RECORDS TO PROCESS
——————
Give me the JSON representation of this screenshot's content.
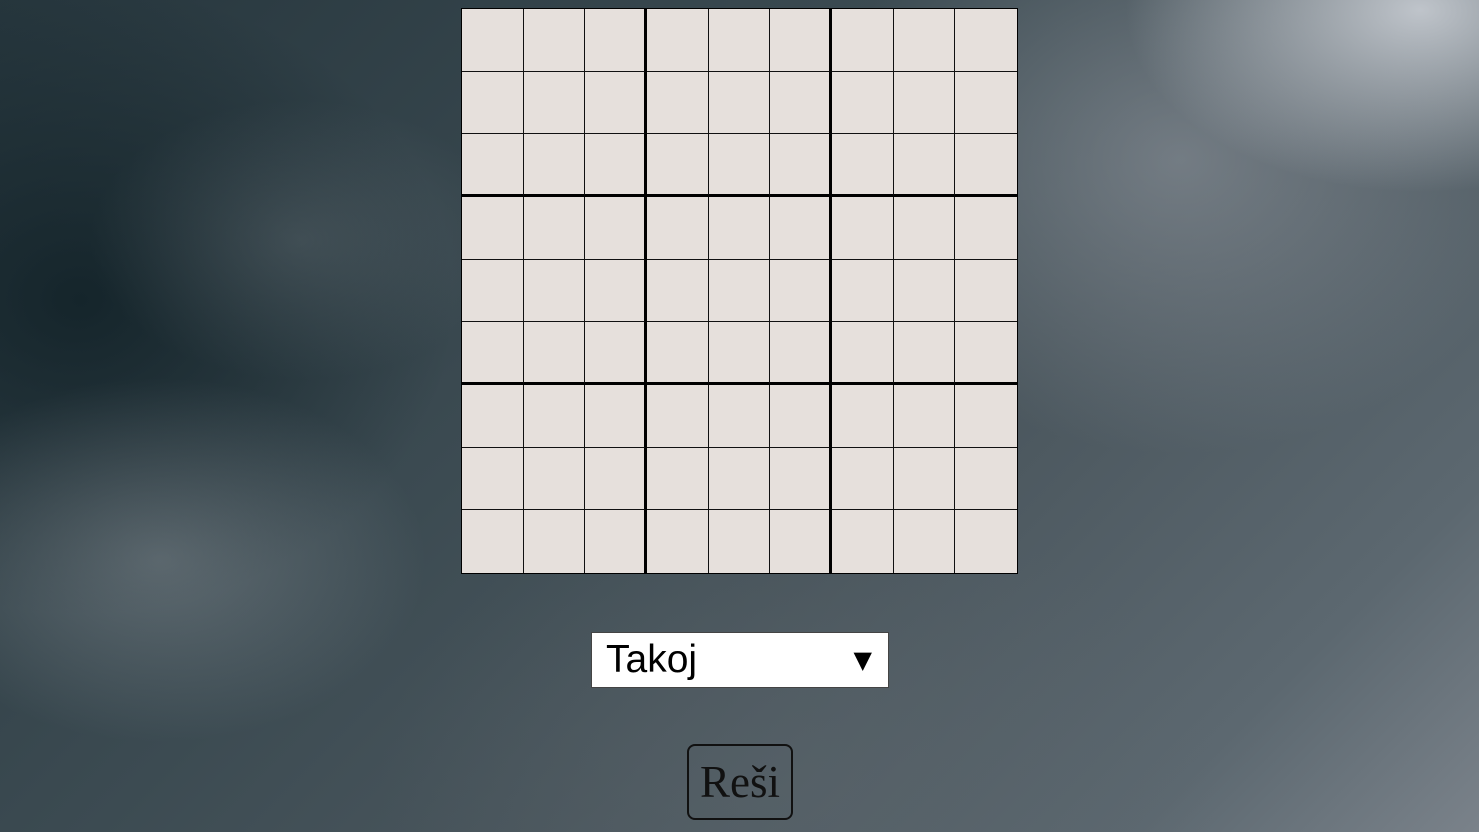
{
  "sudoku": {
    "cells": [
      [
        "",
        "",
        "",
        "",
        "",
        "",
        "",
        "",
        ""
      ],
      [
        "",
        "",
        "",
        "",
        "",
        "",
        "",
        "",
        ""
      ],
      [
        "",
        "",
        "",
        "",
        "",
        "",
        "",
        "",
        ""
      ],
      [
        "",
        "",
        "",
        "",
        "",
        "",
        "",
        "",
        ""
      ],
      [
        "",
        "",
        "",
        "",
        "",
        "",
        "",
        "",
        ""
      ],
      [
        "",
        "",
        "",
        "",
        "",
        "",
        "",
        "",
        ""
      ],
      [
        "",
        "",
        "",
        "",
        "",
        "",
        "",
        "",
        ""
      ],
      [
        "",
        "",
        "",
        "",
        "",
        "",
        "",
        "",
        ""
      ],
      [
        "",
        "",
        "",
        "",
        "",
        "",
        "",
        "",
        ""
      ]
    ]
  },
  "speed_select": {
    "value": "Takoj",
    "arrow_icon": "▼"
  },
  "solve_button": {
    "label": "Reši"
  },
  "colors": {
    "cell_background": "#e6e0dc",
    "grid_lines": "#000000",
    "select_background": "#ffffff"
  }
}
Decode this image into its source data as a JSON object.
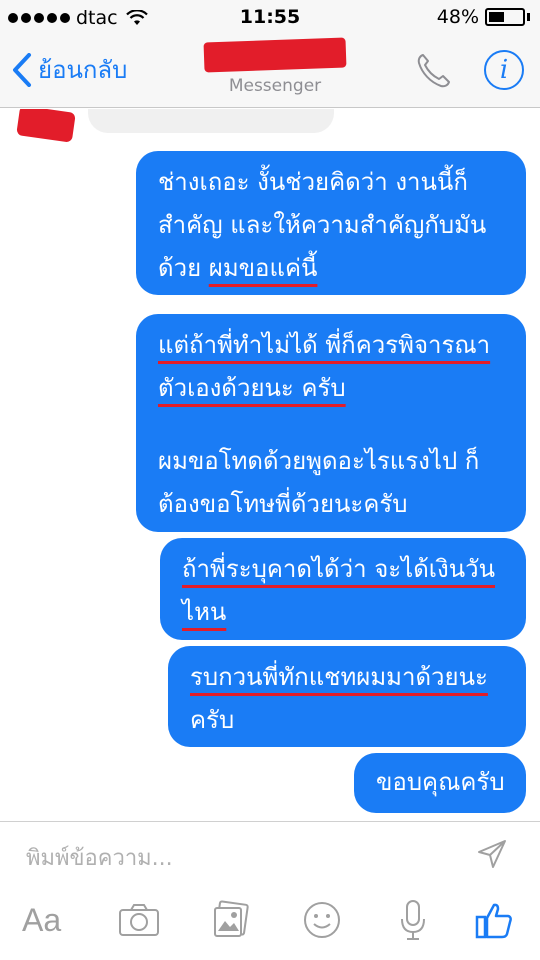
{
  "status": {
    "carrier": "dtac",
    "time": "11:55",
    "battery": "48%",
    "battery_level": 0.48
  },
  "nav": {
    "back_label": "ย้อนกลับ",
    "subtitle": "Messenger"
  },
  "messages": [
    {
      "lines": [
        {
          "t": "ช่างเถอะ งั้นช่วยคิดว่า งานนี้ก็",
          "u": false
        },
        {
          "t": "สำคัญ และให้ความสำคัญกับมัน",
          "u": false
        },
        {
          "t": "ด้วย ",
          "u": false,
          "t2": "ผมขอแค่นี้"
        }
      ]
    },
    {
      "lines": [
        {
          "t": "แต่ถ้าพี่ทำไม่ได้ พี่ก็ควรพิจารณา"
        },
        {
          "t": "ตัวเองด้วยนะ ครับ"
        },
        {
          "t": "ผมขอโทดด้วยพูดอะไรแรงไป ก็"
        },
        {
          "t": "ต้องขอโทษพี่ด้วยนะครับ"
        }
      ]
    },
    {
      "lines": [
        {
          "t": "ถ้าพี่ระบุคาดได้ว่า จะได้เงินวัน"
        },
        {
          "t": "ไหน"
        }
      ]
    },
    {
      "lines": [
        {
          "t": "รบกวนพี่ทักแชทผมมาด้วยนะ"
        },
        {
          "t": "ครับ"
        }
      ]
    },
    {
      "lines": [
        {
          "t": "ขอบคุณครับ"
        }
      ]
    }
  ],
  "composer": {
    "placeholder": "พิมพ์ข้อความ...",
    "aa_label": "Aa"
  },
  "icons": {
    "accent": "#1a7cf5",
    "bubble": "#1a7cf5",
    "redaction": "#e21d2a"
  }
}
——————
EXERCISE DIRECTIONS
Please transcribe the material above exactly as written. Leave the pictures out.

OUTPUT OF THE TASK
Give me the JSON representation of this screenshot's content.
{
  "sudoku": {
    "cells": [
      [
        "",
        "",
        "",
        "",
        "",
        "",
        "",
        "",
        ""
      ],
      [
        "",
        "",
        "",
        "",
        "",
        "",
        "",
        "",
        ""
      ],
      [
        "",
        "",
        "",
        "",
        "",
        "",
        "",
        "",
        ""
      ],
      [
        "",
        "",
        "",
        "",
        "",
        "",
        "",
        "",
        ""
      ],
      [
        "",
        "",
        "",
        "",
        "",
        "",
        "",
        "",
        ""
      ],
      [
        "",
        "",
        "",
        "",
        "",
        "",
        "",
        "",
        ""
      ],
      [
        "",
        "",
        "",
        "",
        "",
        "",
        "",
        "",
        ""
      ],
      [
        "",
        "",
        "",
        "",
        "",
        "",
        "",
        "",
        ""
      ],
      [
        "",
        "",
        "",
        "",
        "",
        "",
        "",
        "",
        ""
      ]
    ]
  },
  "speed_select": {
    "value": "Takoj",
    "arrow_icon": "▼"
  },
  "solve_button": {
    "label": "Reši"
  },
  "colors": {
    "cell_background": "#e6e0dc",
    "grid_lines": "#000000",
    "select_background": "#ffffff"
  }
}
Decode this image into its source data as a JSON object.
{
  "status": {
    "carrier": "dtac",
    "time": "11:55",
    "battery": "48%",
    "battery_level": 0.48
  },
  "nav": {
    "back_label": "ย้อนกลับ",
    "subtitle": "Messenger"
  },
  "messages": [
    {
      "lines": [
        {
          "t": "ช่างเถอะ งั้นช่วยคิดว่า งานนี้ก็",
          "u": false
        },
        {
          "t": "สำคัญ และให้ความสำคัญกับมัน",
          "u": false
        },
        {
          "t": "ด้วย ",
          "u": false,
          "t2": "ผมขอแค่นี้"
        }
      ]
    },
    {
      "lines": [
        {
          "t": "แต่ถ้าพี่ทำไม่ได้ พี่ก็ควรพิจารณา"
        },
        {
          "t": "ตัวเองด้วยนะ ครับ"
        },
        {
          "t": "ผมขอโทดด้วยพูดอะไรแรงไป ก็"
        },
        {
          "t": "ต้องขอโทษพี่ด้วยนะครับ"
        }
      ]
    },
    {
      "lines": [
        {
          "t": "ถ้าพี่ระบุคาดได้ว่า จะได้เงินวัน"
        },
        {
          "t": "ไหน"
        }
      ]
    },
    {
      "lines": [
        {
          "t": "รบกวนพี่ทักแชทผมมาด้วยนะ"
        },
        {
          "t": "ครับ"
        }
      ]
    },
    {
      "lines": [
        {
          "t": "ขอบคุณครับ"
        }
      ]
    }
  ],
  "composer": {
    "placeholder": "พิมพ์ข้อความ...",
    "aa_label": "Aa"
  },
  "icons": {
    "accent": "#1a7cf5",
    "bubble": "#1a7cf5",
    "redaction": "#e21d2a"
  }
}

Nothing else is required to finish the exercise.